===== Raw data

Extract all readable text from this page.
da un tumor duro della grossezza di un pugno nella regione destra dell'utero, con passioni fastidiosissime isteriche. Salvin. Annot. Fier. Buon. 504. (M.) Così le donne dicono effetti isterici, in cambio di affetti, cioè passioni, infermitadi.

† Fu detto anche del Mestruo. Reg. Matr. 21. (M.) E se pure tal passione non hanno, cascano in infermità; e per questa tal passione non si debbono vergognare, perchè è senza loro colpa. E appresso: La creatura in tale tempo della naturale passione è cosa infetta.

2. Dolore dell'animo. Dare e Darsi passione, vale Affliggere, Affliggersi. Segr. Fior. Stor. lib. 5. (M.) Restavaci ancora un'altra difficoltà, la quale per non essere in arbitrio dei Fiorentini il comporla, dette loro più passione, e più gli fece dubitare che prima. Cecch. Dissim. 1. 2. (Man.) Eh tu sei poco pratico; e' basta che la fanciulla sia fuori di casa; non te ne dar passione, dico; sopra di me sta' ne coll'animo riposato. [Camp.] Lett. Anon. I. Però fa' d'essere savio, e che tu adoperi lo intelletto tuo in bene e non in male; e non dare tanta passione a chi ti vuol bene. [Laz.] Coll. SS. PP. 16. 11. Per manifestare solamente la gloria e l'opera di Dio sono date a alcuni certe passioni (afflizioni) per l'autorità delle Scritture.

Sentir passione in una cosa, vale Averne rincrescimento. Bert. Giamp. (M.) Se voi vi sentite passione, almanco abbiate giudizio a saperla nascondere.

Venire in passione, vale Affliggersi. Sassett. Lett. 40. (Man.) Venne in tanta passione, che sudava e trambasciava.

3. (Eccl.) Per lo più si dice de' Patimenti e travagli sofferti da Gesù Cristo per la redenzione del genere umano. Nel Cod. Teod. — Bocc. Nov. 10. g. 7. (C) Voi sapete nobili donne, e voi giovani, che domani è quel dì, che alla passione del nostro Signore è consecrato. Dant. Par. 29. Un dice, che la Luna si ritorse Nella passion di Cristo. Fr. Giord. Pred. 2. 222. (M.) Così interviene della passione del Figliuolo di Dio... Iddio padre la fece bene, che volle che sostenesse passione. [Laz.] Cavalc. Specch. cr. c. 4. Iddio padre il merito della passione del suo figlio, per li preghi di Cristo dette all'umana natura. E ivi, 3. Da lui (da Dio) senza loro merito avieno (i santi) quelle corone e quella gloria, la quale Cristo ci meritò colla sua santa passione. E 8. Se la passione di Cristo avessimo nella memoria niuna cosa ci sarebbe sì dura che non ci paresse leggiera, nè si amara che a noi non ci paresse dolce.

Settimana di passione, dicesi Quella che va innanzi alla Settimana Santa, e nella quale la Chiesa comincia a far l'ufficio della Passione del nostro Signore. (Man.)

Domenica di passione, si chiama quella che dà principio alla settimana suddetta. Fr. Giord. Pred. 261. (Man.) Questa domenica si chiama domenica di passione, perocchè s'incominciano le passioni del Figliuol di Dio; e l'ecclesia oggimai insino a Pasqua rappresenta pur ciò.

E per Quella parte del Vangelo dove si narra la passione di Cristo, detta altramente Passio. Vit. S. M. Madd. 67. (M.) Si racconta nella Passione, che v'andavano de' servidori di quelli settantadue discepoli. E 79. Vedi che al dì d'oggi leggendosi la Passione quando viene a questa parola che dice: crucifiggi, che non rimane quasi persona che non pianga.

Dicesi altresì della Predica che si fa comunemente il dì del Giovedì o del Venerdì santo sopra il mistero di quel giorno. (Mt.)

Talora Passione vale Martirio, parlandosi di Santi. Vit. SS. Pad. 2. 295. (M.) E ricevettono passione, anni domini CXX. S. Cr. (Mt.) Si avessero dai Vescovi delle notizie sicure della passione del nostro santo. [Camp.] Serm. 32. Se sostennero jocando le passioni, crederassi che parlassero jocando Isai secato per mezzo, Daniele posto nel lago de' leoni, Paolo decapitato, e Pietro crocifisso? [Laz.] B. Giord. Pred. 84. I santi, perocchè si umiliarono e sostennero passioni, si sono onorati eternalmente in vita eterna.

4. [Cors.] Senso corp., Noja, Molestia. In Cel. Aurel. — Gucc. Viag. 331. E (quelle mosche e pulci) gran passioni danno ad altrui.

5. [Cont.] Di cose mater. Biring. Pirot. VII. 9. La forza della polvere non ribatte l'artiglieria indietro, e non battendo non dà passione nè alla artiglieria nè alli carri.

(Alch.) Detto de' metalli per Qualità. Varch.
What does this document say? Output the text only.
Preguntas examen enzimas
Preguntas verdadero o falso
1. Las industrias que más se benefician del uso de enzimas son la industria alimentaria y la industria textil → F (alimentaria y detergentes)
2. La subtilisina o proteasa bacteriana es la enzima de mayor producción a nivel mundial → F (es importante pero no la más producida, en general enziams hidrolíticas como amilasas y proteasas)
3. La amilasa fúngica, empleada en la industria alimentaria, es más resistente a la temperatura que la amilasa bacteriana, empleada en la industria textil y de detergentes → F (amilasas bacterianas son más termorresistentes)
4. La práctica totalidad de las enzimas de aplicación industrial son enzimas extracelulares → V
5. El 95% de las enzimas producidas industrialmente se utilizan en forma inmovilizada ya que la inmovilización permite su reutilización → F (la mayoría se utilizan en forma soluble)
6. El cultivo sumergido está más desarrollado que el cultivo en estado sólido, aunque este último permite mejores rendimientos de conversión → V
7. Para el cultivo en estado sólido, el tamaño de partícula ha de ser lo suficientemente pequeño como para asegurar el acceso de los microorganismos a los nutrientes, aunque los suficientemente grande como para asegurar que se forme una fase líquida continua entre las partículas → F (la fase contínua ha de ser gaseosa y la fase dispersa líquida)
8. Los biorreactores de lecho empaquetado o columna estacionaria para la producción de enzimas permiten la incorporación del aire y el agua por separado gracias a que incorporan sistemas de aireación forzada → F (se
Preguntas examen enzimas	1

==========

• _Task brief_:
Using the data above, print every record exactly as shown.

• _Result for this exercise_:
Extract all readable text from this page.
da un tumor duro della grossezza di un pugno nella regione destra dell'utero, con passioni fastidiosissime isteriche. Salvin. Annot. Fier. Buon. 504. (M.) Così le donne dicono effetti isterici, in cambio di affetti, cioè passioni, infermitadi.

† Fu detto anche del Mestruo. Reg. Matr. 21. (M.) E se pure tal passione non hanno, cascano in infermità; e per questa tal passione non si debbono vergognare, perchè è senza loro colpa. E appresso: La creatura in tale tempo della naturale passione è cosa infetta.

2. Dolore dell'animo. Dare e Darsi passione, vale Affliggere, Affliggersi. Segr. Fior. Stor. lib. 5. (M.) Restavaci ancora un'altra difficoltà, la quale per non essere in arbitrio dei Fiorentini il comporla, dette loro più passione, e più gli fece dubitare che prima. Cecch. Dissim. 1. 2. (Man.) Eh tu sei poco pratico; e' basta che la fanciulla sia fuori di casa; non te ne dar passione, dico; sopra di me sta' ne coll'animo riposato. [Camp.] Lett. Anon. I. Però fa' d'essere savio, e che tu adoperi lo intelletto tuo in bene e non in male; e non dare tanta passione a chi ti vuol bene. [Laz.] Coll. SS. PP. 16. 11. Per manifestare solamente la gloria e l'opera di Dio sono date a alcuni certe passioni (afflizioni) per l'autorità delle Scritture.

Sentir passione in una cosa, vale Averne rincrescimento. Bert. Giamp. (M.) Se voi vi sentite passione, almanco abbiate giudizio a saperla nascondere.

Venire in passione, vale Affliggersi. Sassett. Lett. 40. (Man.) Venne in tanta passione, che sudava e trambasciava.

3. (Eccl.) Per lo più si dice de' Patimenti e travagli sofferti da Gesù Cristo per la redenzione del genere umano. Nel Cod. Teod. — Bocc. Nov. 10. g. 7. (C) Voi sapete nobili donne, e voi giovani, che domani è quel dì, che alla passione del nostro Signore è consecrato. Dant. Par. 29. Un dice, che la Luna si ritorse Nella passion di Cristo. Fr. Giord. Pred. 2. 222. (M.) Così interviene della passione del Figliuolo di Dio... Iddio padre la fece bene, che volle che sostenesse passione. [Laz.] Cavalc. Specch. cr. c. 4. Iddio padre il merito della passione del suo figlio, per li preghi di Cristo dette all'umana natura. E ivi, 3. Da lui (da Dio) senza loro merito avieno (i santi) quelle corone e quella gloria, la quale Cristo ci meritò colla sua santa passione. E 8. Se la passione di Cristo avessimo nella memoria niuna cosa ci sarebbe sì dura che non ci paresse leggiera, nè si amara che a noi non ci paresse dolce.

Settimana di passione, dicesi Quella che va innanzi alla Settimana Santa, e nella quale la Chiesa comincia a far l'ufficio della Passione del nostro Signore. (Man.)

Domenica di passione, si chiama quella che dà principio alla settimana suddetta. Fr. Giord. Pred. 261. (Man.) Questa domenica si chiama domenica di passione, perocchè s'incominciano le passioni del Figliuol di Dio; e l'ecclesia oggimai insino a Pasqua rappresenta pur ciò.

E per Quella parte del Vangelo dove si narra la passione di Cristo, detta altramente Passio. Vit. S. M. Madd. 67. (M.) Si racconta nella Passione, che v'andavano de' servidori di quelli settantadue discepoli. E 79. Vedi che al dì d'oggi leggendosi la Passione quando viene a questa parola che dice: crucifiggi, che non rimane quasi persona che non pianga.

Dicesi altresì della Predica che si fa comunemente il dì del Giovedì o del Venerdì santo sopra il mistero di quel giorno. (Mt.)

Talora Passione vale Martirio, parlandosi di Santi. Vit. SS. Pad. 2. 295. (M.) E ricevettono passione, anni domini CXX. S. Cr. (Mt.) Si avessero dai Vescovi delle notizie sicure della passione del nostro santo. [Camp.] Serm. 32. Se sostennero jocando le passioni, crederassi che parlassero jocando Isai secato per mezzo, Daniele posto nel lago de' leoni, Paolo decapitato, e Pietro crocifisso? [Laz.] B. Giord. Pred. 84. I santi, perocchè si umiliarono e sostennero passioni, si sono onorati eternalmente in vita eterna.

4. [Cors.] Senso corp., Noja, Molestia. In Cel. Aurel. — Gucc. Viag. 331. E (quelle mosche e pulci) gran passioni danno ad altrui.

5. [Cont.] Di cose mater. Biring. Pirot. VII. 9. La forza della polvere non ribatte l'artiglieria indietro, e non battendo non dà passione nè alla artiglieria nè alli carri.

(Alch.) Detto de' metalli per Qualità. Varch.
What does this document say? Output the text only.
Preguntas examen enzimas
Preguntas verdadero o falso
1. Las industrias que más se benefician del uso de enzimas son la industria alimentaria y la industria textil → F (alimentaria y detergentes)
2. La subtilisina o proteasa bacteriana es la enzima de mayor producción a nivel mundial → F (es importante pero no la más producida, en general enziams hidrolíticas como amilasas y proteasas)
3. La amilasa fúngica, empleada en la industria alimentaria, es más resistente a la temperatura que la amilasa bacteriana, empleada en la industria textil y de detergentes → F (amilasas bacterianas son más termorresistentes)
4. La práctica totalidad de las enzimas de aplicación industrial son enzimas extracelulares → V
5. El 95% de las enzimas producidas industrialmente se utilizan en forma inmovilizada ya que la inmovilización permite su reutilización → F (la mayoría se utilizan en forma soluble)
6. El cultivo sumergido está más desarrollado que el cultivo en estado sólido, aunque este último permite mejores rendimientos de conversión → V
7. Para el cultivo en estado sólido, el tamaño de partícula ha de ser lo suficientemente pequeño como para asegurar el acceso de los microorganismos a los nutrientes, aunque los suficientemente grande como para asegurar que se forme una fase líquida continua entre las partículas → F (la fase contínua ha de ser gaseosa y la fase dispersa líquida)
8. Los biorreactores de lecho empaquetado o columna estacionaria para la producción de enzimas permiten la incorporación del aire y el agua por separado gracias a que incorporan sistemas de aireación forzada → F (se
Preguntas examen enzimas	1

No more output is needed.